WHAT IS EXPECTED
Count the lines in the data below where the string "求平均值" occurs, please, and give the number alone.

Data excerpts
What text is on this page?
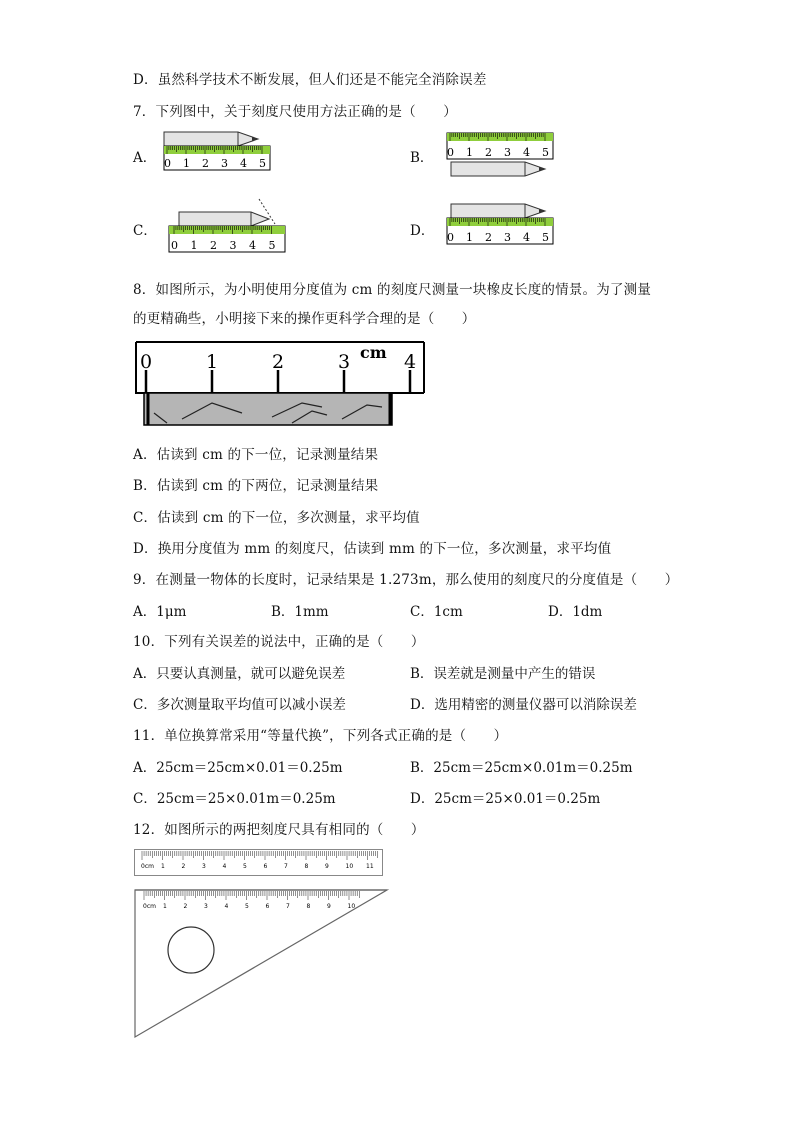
D．虽然科学技术不断发展，但人们还是不能完全消除误差
7．下列图中，关于刻度尺使用方法正确的是（　　）
A．	B．
C．	D．
0 1 2 3 4 5
0 1 2 3 4 5
0 1 2 3 4 5
0 1 2 3 4 5
8．如图所示，为小明使用分度值为 cm 的刻度尺测量一块橡皮长度的情景。为了测量
的更精确些，小明接下来的操作更科学合理的是（　　）
0	1	2	3	4
cm
A．估读到 cm 的下一位，记录测量结果
B．估读到 cm 的下两位，记录测量结果
C．估读到 cm 的下一位，多次测量，求平均值
D．换用分度值为 mm 的刻度尺，估读到 mm 的下一位，多次测量，求平均值
9．在测量一物体的长度时，记录结果是 1.273m，那么使用的刻度尺的分度值是（　　）
A．1μm	B．1mm	C．1cm	D．1dm
10．下列有关误差的说法中，正确的是（　　）
A．只要认真测量，就可以避免误差	B．误差就是测量中产生的错误
C．多次测量取平均值可以减小误差	D．选用精密的测量仪器可以消除误差
11．单位换算常采用“等量代换”，下列各式正确的是（　　）
A．25cm＝25cm×0.01＝0.25m	B．25cm＝25cm×0.01m＝0.25m
C．25cm＝25×0.01m＝0.25m	D．25cm＝25×0.01＝0.25m
12．如图所示的两把刻度尺具有相同的（　　）
0cm 1	2	3	4	5	6	7	8	9	10 11
0cm 1	2	3	4	5	6	7	8	9	10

SOLUTION
2